- YOUR INSTRUCTIONS -
Restate the whole listing word for word. Pictures are left out.

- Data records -
----

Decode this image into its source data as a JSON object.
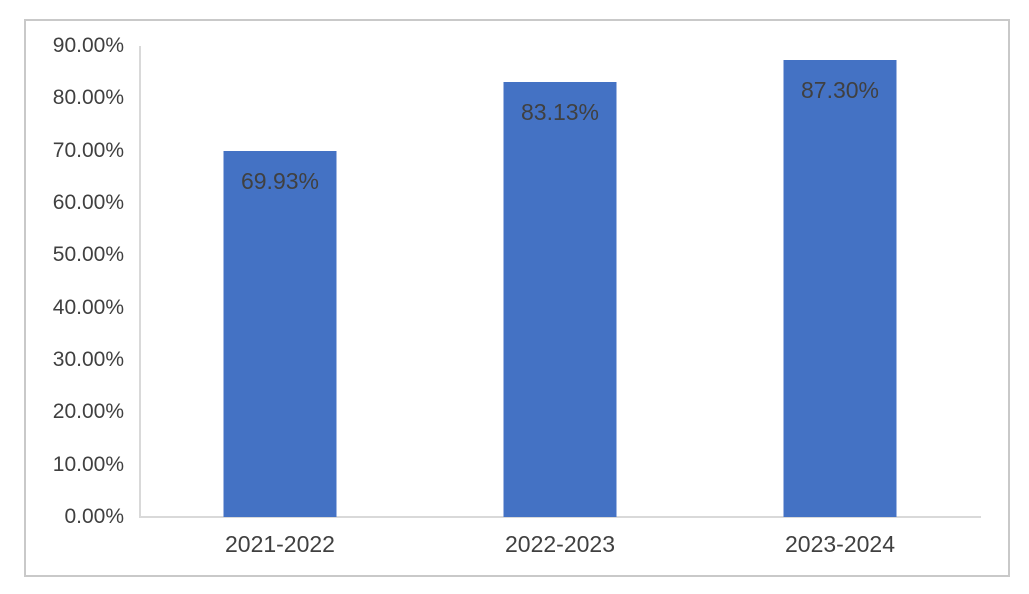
{
  "chart_data": {
    "type": "bar",
    "title": "",
    "xlabel": "",
    "ylabel": "",
    "categories": [
      "2021-2022",
      "2022-2023",
      "2023-2024"
    ],
    "values": [
      69.93,
      83.13,
      87.3
    ],
    "data_labels": [
      "69.93%",
      "83.13%",
      "87.30%"
    ],
    "y_ticks": [
      {
        "value": 90,
        "label": "90.00%"
      },
      {
        "value": 80,
        "label": "80.00%"
      },
      {
        "value": 70,
        "label": "70.00%"
      },
      {
        "value": 60,
        "label": "60.00%"
      },
      {
        "value": 50,
        "label": "50.00%"
      },
      {
        "value": 40,
        "label": "40.00%"
      },
      {
        "value": 30,
        "label": "30.00%"
      },
      {
        "value": 20,
        "label": "20.00%"
      },
      {
        "value": 10,
        "label": "10.00%"
      },
      {
        "value": 0,
        "label": "0.00%"
      }
    ],
    "ylim": [
      0,
      90
    ],
    "grid": false,
    "legend": "none",
    "colors": {
      "bar": "#4472C4",
      "tick_label": "#404040",
      "data_label": "#404040",
      "axis_line": "#D9D9D9",
      "frame_border": "#C9C9C9",
      "background": "#FFFFFF"
    }
  }
}
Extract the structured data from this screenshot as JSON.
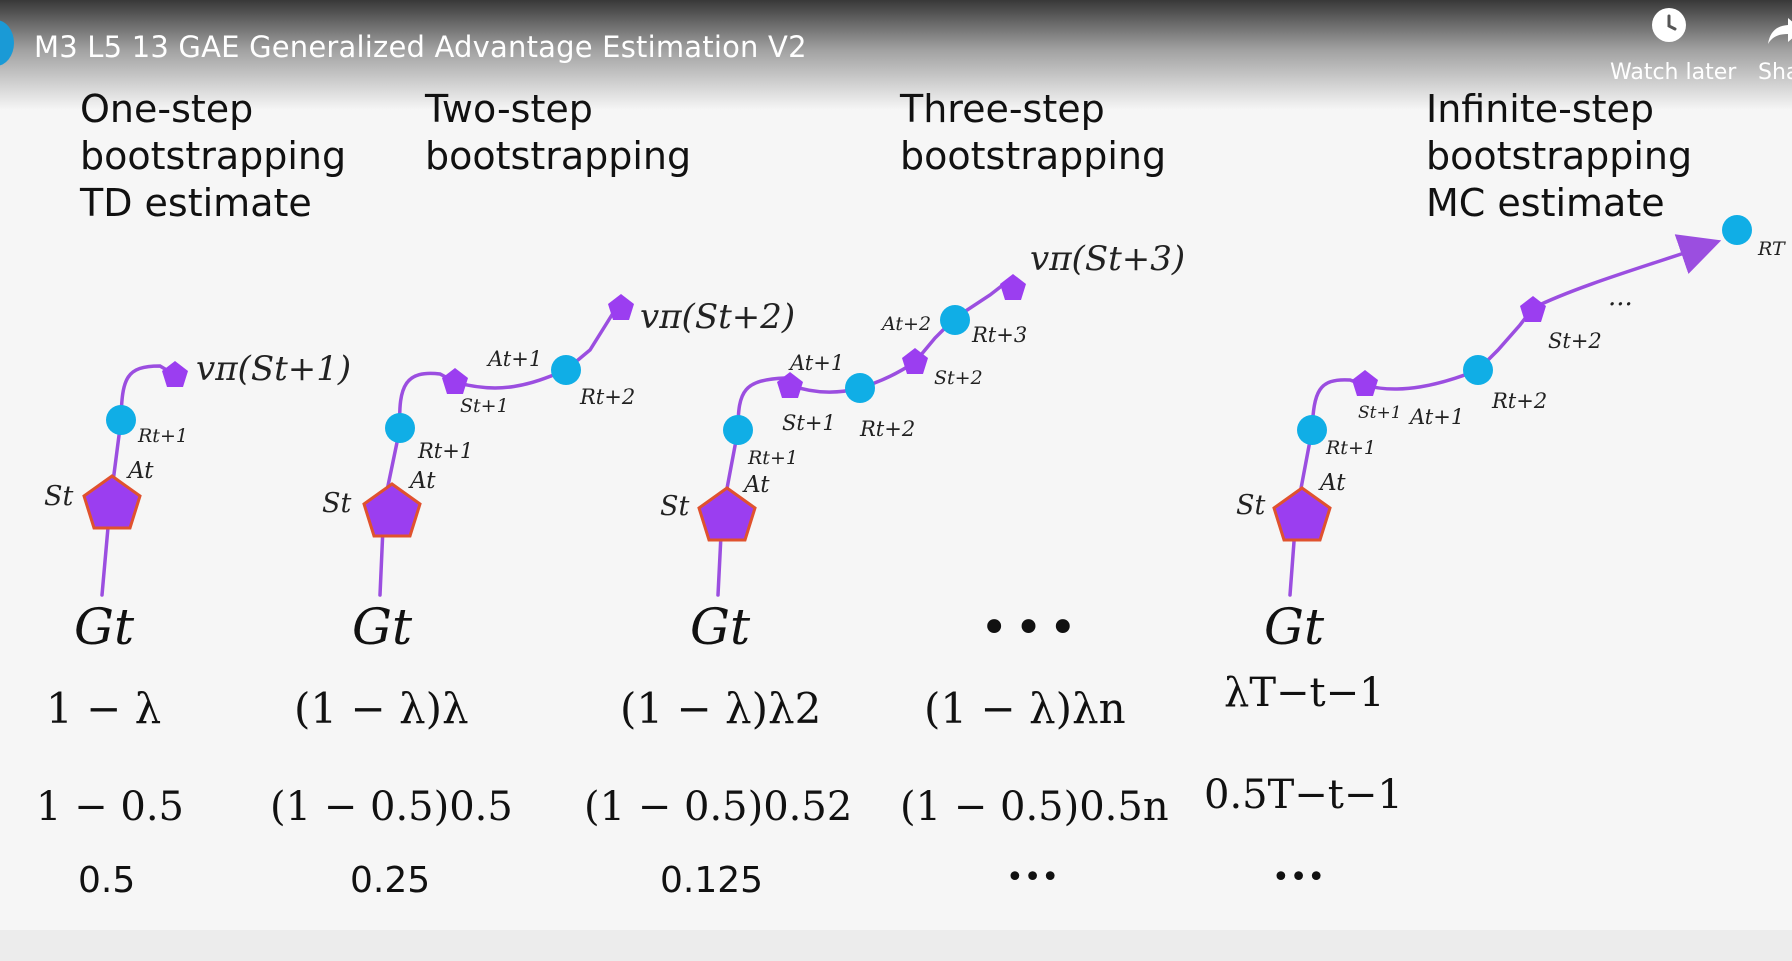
{
  "player": {
    "title": "M3 L5 13 GAE Generalized Advantage Estimation V2",
    "watch_later_label": "Watch later",
    "share_label": "Sha",
    "watch_later_icon": "clock-icon",
    "colors": {
      "accent": "#1a9ad6"
    }
  },
  "columns": [
    {
      "heading": [
        "One-step",
        "bootstrapping",
        "TD estimate"
      ],
      "return": "Gt",
      "weight": "1 − λ",
      "weight_example": "1 − 0.5",
      "value": "0.5"
    },
    {
      "heading": [
        "Two-step",
        "bootstrapping"
      ],
      "return": "Gt",
      "weight": "(1 − λ)λ",
      "weight_example": "(1 − 0.5)0.5",
      "value": "0.25"
    },
    {
      "heading": [
        "Three-step",
        "bootstrapping"
      ],
      "return": "Gt",
      "weight": "(1 − λ)λ2",
      "weight_example": "(1 − 0.5)0.52",
      "value": "0.125"
    },
    {
      "heading": [],
      "return": "•••",
      "weight": "(1 − λ)λn",
      "weight_example": "(1 − 0.5)0.5n",
      "value": "•••"
    },
    {
      "heading": [
        "Infinite-step",
        "bootstrapping",
        "MC estimate"
      ],
      "return": "Gt",
      "weight": "λT−t−1",
      "weight_example": "0.5T−t−1",
      "value": "•••"
    }
  ],
  "diagram_labels": {
    "one": {
      "v": "vπ(St+1)",
      "r1": "Rt+1",
      "a": "At",
      "s": "St"
    },
    "two": {
      "v": "vπ(St+2)",
      "a1": "At+1",
      "s1": "St+1",
      "r2": "Rt+2",
      "r1": "Rt+1",
      "a": "At",
      "s": "St"
    },
    "three": {
      "v": "vπ(St+3)",
      "a2": "At+2",
      "r3": "Rt+3",
      "s2": "St+2",
      "a1": "At+1",
      "s1": "St+1",
      "r2": "Rt+2",
      "r1": "Rt+1",
      "a": "At",
      "s": "St"
    },
    "inf": {
      "rt": "RT",
      "dots": "...",
      "s2": "St+2",
      "r2": "Rt+2",
      "s1": "St+1",
      "a1": "At+1",
      "r1": "Rt+1",
      "a": "At",
      "s": "St"
    }
  },
  "diagram_colors": {
    "state": "#9b3ef0",
    "state_border": "#e0522e",
    "reward": "#10aee6",
    "edge": "#9b4ee0"
  }
}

----

- OUTPUT BELOW -
Decode this image into its source data as a JSON object.
{
  "chart_data": {
    "type": "bar",
    "title": "",
    "xlabel": "",
    "ylabel": "",
    "categories": [
      "2021-2022",
      "2022-2023",
      "2023-2024"
    ],
    "values": [
      69.93,
      83.13,
      87.3
    ],
    "data_labels": [
      "69.93%",
      "83.13%",
      "87.30%"
    ],
    "y_ticks": [
      {
        "value": 90,
        "label": "90.00%"
      },
      {
        "value": 80,
        "label": "80.00%"
      },
      {
        "value": 70,
        "label": "70.00%"
      },
      {
        "value": 60,
        "label": "60.00%"
      },
      {
        "value": 50,
        "label": "50.00%"
      },
      {
        "value": 40,
        "label": "40.00%"
      },
      {
        "value": 30,
        "label": "30.00%"
      },
      {
        "value": 20,
        "label": "20.00%"
      },
      {
        "value": 10,
        "label": "10.00%"
      },
      {
        "value": 0,
        "label": "0.00%"
      }
    ],
    "ylim": [
      0,
      90
    ],
    "grid": false,
    "legend": "none",
    "colors": {
      "bar": "#4472C4",
      "tick_label": "#404040",
      "data_label": "#404040",
      "axis_line": "#D9D9D9",
      "frame_border": "#C9C9C9",
      "background": "#FFFFFF"
    }
  }
}
Extract the structured data from this screenshot as JSON.
{
  "player": {
    "title": "M3 L5 13 GAE Generalized Advantage Estimation V2",
    "watch_later_label": "Watch later",
    "share_label": "Sha",
    "watch_later_icon": "clock-icon",
    "colors": {
      "accent": "#1a9ad6"
    }
  },
  "columns": [
    {
      "heading": [
        "One-step",
        "bootstrapping",
        "TD estimate"
      ],
      "return": "Gt",
      "weight": "1 − λ",
      "weight_example": "1 − 0.5",
      "value": "0.5"
    },
    {
      "heading": [
        "Two-step",
        "bootstrapping"
      ],
      "return": "Gt",
      "weight": "(1 − λ)λ",
      "weight_example": "(1 − 0.5)0.5",
      "value": "0.25"
    },
    {
      "heading": [
        "Three-step",
        "bootstrapping"
      ],
      "return": "Gt",
      "weight": "(1 − λ)λ2",
      "weight_example": "(1 − 0.5)0.52",
      "value": "0.125"
    },
    {
      "heading": [],
      "return": "•••",
      "weight": "(1 − λ)λn",
      "weight_example": "(1 − 0.5)0.5n",
      "value": "•••"
    },
    {
      "heading": [
        "Infinite-step",
        "bootstrapping",
        "MC estimate"
      ],
      "return": "Gt",
      "weight": "λT−t−1",
      "weight_example": "0.5T−t−1",
      "value": "•••"
    }
  ],
  "diagram_labels": {
    "one": {
      "v": "vπ(St+1)",
      "r1": "Rt+1",
      "a": "At",
      "s": "St"
    },
    "two": {
      "v": "vπ(St+2)",
      "a1": "At+1",
      "s1": "St+1",
      "r2": "Rt+2",
      "r1": "Rt+1",
      "a": "At",
      "s": "St"
    },
    "three": {
      "v": "vπ(St+3)",
      "a2": "At+2",
      "r3": "Rt+3",
      "s2": "St+2",
      "a1": "At+1",
      "s1": "St+1",
      "r2": "Rt+2",
      "r1": "Rt+1",
      "a": "At",
      "s": "St"
    },
    "inf": {
      "rt": "RT",
      "dots": "...",
      "s2": "St+2",
      "r2": "Rt+2",
      "s1": "St+1",
      "a1": "At+1",
      "r1": "Rt+1",
      "a": "At",
      "s": "St"
    }
  },
  "diagram_colors": {
    "state": "#9b3ef0",
    "state_border": "#e0522e",
    "reward": "#10aee6",
    "edge": "#9b4ee0"
  }
}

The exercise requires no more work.